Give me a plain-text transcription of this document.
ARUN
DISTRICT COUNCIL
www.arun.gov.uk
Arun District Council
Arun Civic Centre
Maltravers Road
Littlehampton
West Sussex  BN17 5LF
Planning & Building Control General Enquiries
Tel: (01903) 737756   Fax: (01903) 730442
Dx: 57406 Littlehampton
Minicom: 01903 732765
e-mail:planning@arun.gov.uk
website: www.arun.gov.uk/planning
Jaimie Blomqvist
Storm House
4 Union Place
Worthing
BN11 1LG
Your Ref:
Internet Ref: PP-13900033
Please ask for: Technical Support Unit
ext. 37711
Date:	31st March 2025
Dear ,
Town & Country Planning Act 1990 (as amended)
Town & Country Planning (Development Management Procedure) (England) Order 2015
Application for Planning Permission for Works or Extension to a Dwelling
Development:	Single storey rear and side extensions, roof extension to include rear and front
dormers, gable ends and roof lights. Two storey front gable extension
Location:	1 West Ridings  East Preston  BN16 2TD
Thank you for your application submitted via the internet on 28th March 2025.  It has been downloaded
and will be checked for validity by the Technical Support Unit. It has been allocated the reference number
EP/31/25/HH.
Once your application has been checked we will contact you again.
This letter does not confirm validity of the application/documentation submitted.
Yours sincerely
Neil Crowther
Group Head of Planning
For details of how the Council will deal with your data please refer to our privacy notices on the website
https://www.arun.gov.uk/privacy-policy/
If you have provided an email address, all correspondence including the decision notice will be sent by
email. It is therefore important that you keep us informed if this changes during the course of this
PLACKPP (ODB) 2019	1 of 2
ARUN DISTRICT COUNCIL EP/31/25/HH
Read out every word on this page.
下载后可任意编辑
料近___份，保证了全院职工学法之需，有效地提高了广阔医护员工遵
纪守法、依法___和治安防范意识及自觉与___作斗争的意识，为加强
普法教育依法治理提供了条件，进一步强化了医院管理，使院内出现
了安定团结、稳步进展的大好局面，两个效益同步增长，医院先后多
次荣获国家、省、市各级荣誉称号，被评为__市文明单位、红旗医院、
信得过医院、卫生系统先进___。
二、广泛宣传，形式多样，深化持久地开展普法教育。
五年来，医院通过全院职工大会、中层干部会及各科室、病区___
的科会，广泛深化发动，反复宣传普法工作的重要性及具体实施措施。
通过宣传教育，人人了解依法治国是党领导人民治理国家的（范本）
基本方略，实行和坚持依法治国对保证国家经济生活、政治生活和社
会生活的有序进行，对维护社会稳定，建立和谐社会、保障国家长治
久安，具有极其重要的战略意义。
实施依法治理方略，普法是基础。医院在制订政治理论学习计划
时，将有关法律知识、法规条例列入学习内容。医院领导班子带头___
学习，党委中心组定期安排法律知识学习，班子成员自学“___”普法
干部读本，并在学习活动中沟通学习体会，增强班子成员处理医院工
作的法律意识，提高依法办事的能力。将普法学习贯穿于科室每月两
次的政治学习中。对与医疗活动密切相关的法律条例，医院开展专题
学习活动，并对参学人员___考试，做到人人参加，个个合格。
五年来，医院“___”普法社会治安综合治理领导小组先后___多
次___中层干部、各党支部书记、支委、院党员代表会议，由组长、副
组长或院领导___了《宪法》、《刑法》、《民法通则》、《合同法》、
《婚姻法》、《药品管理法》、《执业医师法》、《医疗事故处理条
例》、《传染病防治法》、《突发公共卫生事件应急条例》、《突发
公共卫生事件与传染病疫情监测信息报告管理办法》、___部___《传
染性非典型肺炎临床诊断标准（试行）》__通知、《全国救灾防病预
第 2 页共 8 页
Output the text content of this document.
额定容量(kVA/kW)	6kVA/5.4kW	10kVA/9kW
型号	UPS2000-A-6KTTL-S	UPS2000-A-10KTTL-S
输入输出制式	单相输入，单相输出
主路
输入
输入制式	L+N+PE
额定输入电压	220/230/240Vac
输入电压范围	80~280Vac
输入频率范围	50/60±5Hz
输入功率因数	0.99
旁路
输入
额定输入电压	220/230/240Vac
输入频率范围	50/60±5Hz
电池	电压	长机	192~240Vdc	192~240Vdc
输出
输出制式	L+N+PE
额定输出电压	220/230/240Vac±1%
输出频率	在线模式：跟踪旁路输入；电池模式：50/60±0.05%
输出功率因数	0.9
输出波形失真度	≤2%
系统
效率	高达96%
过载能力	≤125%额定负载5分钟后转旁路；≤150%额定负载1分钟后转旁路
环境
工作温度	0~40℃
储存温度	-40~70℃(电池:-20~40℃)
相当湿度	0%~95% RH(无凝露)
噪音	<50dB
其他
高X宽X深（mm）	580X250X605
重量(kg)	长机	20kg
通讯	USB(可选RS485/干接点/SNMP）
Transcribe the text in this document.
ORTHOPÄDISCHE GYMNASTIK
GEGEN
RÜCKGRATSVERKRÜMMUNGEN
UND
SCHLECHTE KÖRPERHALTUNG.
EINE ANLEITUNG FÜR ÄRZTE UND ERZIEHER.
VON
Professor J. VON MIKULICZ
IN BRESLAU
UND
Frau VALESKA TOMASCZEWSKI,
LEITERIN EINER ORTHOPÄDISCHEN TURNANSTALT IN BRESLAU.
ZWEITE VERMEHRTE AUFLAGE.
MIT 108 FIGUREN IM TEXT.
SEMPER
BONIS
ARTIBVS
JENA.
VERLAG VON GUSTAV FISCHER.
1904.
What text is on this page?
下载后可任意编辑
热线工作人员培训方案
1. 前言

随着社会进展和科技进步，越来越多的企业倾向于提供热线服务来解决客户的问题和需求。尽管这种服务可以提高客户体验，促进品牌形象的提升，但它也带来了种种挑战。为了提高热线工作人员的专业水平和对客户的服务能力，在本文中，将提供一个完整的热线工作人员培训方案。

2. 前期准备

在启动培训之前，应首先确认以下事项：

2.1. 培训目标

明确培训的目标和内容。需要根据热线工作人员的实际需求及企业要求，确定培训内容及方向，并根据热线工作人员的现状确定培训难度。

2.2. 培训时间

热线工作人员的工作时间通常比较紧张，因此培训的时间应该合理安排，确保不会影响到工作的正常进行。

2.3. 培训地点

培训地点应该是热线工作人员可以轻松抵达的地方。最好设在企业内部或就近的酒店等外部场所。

---

■ What you have to do
Every line containing the string "front" must be listed.

■ Expected output
Development:	Single storey rear and side extensions, roof extension to include rear and front
dormers, gable ends and roof lights. Two storey front gable extension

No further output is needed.